Repeat each entry exactly and drop the pictures.
begin RECORDS SUPPLIED
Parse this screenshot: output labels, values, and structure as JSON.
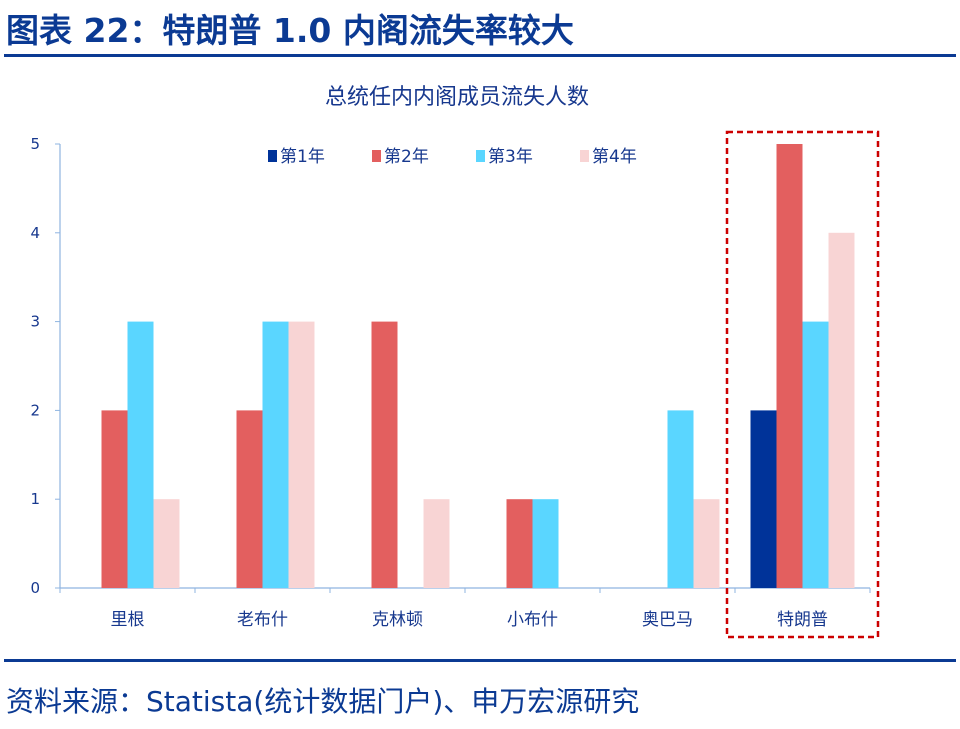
{
  "figure_title": "图表 22：特朗普 1.0 内阁流失率较大",
  "source": "资料来源：Statista(统计数据门户)、申万宏源研究",
  "chart_data": {
    "type": "bar",
    "title": "总统任内内阁成员流失人数",
    "categories": [
      "里根",
      "老布什",
      "克林顿",
      "小布什",
      "奥巴马",
      "特朗普"
    ],
    "series": [
      {
        "name": "第1年",
        "color": "#003399",
        "values": [
          0,
          0,
          0,
          0,
          0,
          2
        ]
      },
      {
        "name": "第2年",
        "color": "#E35F5F",
        "values": [
          2,
          2,
          3,
          1,
          0,
          5
        ]
      },
      {
        "name": "第3年",
        "color": "#5AD6FF",
        "values": [
          3,
          3,
          0,
          1,
          2,
          3
        ]
      },
      {
        "name": "第4年",
        "color": "#F8D4D4",
        "values": [
          1,
          3,
          1,
          0,
          1,
          4
        ]
      }
    ],
    "yticks": [
      "0",
      "1",
      "2",
      "3",
      "4",
      "5"
    ],
    "ylim": [
      0,
      5
    ],
    "grid": false,
    "legend": "top",
    "highlight": {
      "category": "特朗普",
      "style": "red dashed box",
      "color": "#CC0000"
    }
  }
}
end RECORDS SUPPLIED
- RESPONSE TO THE TASK -
Parse this screenshot: output labels, values, and structure as JSON.
{
  "figure_title": "图表 22：特朗普 1.0 内阁流失率较大",
  "source": "资料来源：Statista(统计数据门户)、申万宏源研究",
  "chart_data": {
    "type": "bar",
    "title": "总统任内内阁成员流失人数",
    "categories": [
      "里根",
      "老布什",
      "克林顿",
      "小布什",
      "奥巴马",
      "特朗普"
    ],
    "series": [
      {
        "name": "第1年",
        "color": "#003399",
        "values": [
          0,
          0,
          0,
          0,
          0,
          2
        ]
      },
      {
        "name": "第2年",
        "color": "#E35F5F",
        "values": [
          2,
          2,
          3,
          1,
          0,
          5
        ]
      },
      {
        "name": "第3年",
        "color": "#5AD6FF",
        "values": [
          3,
          3,
          0,
          1,
          2,
          3
        ]
      },
      {
        "name": "第4年",
        "color": "#F8D4D4",
        "values": [
          1,
          3,
          1,
          0,
          1,
          4
        ]
      }
    ],
    "yticks": [
      "0",
      "1",
      "2",
      "3",
      "4",
      "5"
    ],
    "ylim": [
      0,
      5
    ],
    "grid": false,
    "legend": "top",
    "highlight": {
      "category": "特朗普",
      "style": "red dashed box",
      "color": "#CC0000"
    }
  }
}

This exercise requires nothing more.